**PROBLEM**
From the material below, reproduce verbatim the lines beginning with the line that contains "i need the location" and continuing through the line that contains "regression-equation: y = 0.16x", including both of those lines and nothing more.

**Records of element locations**
┄┄┄┄┄┄┄┄┄┄
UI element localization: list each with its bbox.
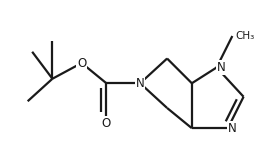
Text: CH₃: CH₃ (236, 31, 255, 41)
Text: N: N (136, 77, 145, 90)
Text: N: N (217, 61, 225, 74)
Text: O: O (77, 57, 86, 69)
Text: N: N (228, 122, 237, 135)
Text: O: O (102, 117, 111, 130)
┄┄┄┄┄┄┄┄┄┄
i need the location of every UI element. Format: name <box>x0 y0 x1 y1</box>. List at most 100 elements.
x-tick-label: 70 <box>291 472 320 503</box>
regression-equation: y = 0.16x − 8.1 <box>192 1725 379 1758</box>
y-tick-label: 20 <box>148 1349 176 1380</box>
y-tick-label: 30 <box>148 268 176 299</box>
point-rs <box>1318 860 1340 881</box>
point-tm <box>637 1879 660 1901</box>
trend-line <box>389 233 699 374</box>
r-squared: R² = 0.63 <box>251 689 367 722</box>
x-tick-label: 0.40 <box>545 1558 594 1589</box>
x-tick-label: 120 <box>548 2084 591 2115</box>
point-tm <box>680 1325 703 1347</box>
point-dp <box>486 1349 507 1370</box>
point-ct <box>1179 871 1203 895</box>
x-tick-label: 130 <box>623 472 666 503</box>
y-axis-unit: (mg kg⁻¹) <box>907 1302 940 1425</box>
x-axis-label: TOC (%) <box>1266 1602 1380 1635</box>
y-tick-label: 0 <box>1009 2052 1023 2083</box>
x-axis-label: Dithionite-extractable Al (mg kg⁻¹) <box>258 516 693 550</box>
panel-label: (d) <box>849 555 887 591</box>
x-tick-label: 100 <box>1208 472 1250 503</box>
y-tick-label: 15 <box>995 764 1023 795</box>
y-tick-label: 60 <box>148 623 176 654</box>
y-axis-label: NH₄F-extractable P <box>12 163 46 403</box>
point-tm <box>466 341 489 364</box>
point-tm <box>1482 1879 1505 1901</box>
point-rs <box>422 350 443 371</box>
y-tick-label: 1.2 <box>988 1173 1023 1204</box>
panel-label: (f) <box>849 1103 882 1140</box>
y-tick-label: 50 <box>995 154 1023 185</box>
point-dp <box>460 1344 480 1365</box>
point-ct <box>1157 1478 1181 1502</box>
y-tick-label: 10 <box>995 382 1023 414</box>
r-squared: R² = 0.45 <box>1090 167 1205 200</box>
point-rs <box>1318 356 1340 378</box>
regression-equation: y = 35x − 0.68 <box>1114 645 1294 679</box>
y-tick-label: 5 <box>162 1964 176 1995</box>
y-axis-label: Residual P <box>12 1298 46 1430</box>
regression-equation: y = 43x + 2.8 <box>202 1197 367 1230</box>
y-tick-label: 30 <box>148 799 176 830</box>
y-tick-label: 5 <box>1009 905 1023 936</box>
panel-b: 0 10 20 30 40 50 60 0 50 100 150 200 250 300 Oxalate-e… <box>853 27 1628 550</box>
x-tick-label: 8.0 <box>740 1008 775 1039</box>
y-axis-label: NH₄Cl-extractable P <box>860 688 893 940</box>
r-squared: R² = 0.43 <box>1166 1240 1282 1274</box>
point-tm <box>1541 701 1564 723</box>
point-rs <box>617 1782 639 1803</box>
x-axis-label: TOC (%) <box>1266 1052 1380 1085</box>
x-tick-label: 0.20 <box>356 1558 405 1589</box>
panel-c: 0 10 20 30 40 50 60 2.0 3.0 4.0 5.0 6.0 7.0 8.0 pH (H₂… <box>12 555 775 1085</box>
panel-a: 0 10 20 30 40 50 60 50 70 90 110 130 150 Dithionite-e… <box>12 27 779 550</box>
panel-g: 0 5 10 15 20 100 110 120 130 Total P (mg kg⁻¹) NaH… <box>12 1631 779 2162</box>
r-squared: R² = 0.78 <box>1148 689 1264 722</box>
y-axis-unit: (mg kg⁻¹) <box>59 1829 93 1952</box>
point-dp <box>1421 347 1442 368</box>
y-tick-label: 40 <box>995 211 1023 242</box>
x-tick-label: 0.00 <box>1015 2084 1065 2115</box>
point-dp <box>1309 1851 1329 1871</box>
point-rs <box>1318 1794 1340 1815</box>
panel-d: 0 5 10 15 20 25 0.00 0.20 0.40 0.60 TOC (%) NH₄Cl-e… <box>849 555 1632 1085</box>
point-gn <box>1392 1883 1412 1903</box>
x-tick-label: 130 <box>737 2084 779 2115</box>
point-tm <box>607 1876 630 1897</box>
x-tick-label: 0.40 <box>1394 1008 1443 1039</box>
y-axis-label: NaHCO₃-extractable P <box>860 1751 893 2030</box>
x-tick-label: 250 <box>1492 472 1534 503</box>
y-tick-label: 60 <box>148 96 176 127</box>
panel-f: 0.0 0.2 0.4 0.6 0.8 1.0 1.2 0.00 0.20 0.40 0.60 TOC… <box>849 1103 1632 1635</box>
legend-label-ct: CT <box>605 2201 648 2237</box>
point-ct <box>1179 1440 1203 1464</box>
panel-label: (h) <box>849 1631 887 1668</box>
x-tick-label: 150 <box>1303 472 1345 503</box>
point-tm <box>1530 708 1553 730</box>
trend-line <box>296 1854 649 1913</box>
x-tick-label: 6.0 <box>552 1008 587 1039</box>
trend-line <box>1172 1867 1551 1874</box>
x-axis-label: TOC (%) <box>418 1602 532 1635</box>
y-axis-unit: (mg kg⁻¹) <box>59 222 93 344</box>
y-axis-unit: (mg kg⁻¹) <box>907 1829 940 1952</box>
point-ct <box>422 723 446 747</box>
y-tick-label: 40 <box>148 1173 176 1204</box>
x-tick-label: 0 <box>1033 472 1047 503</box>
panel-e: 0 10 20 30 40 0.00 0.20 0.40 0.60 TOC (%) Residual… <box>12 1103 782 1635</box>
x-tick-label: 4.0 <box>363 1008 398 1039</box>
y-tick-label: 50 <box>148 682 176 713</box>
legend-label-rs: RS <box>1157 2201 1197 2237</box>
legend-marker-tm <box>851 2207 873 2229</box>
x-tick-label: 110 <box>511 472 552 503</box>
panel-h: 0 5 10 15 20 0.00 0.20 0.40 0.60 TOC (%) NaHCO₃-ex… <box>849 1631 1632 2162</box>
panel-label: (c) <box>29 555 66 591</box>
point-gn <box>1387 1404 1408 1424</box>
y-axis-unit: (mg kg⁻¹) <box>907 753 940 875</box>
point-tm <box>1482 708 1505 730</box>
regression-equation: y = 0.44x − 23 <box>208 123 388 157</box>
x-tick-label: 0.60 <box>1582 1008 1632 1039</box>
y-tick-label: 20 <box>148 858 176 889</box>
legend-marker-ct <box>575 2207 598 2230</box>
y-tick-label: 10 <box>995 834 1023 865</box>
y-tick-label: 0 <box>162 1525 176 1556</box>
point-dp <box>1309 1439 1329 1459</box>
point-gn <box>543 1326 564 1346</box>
┄┄┄┄┄┄┄┄┄┄
**REPLY**
i need the location of every UI element. Format: name <box>x0 y0 x1 y1</box>. List at most 100 elements.
x-tick-label: 70 <box>291 472 320 503</box>
regression-equation: y = 0.16x − 8.1 <box>192 1725 379 1758</box>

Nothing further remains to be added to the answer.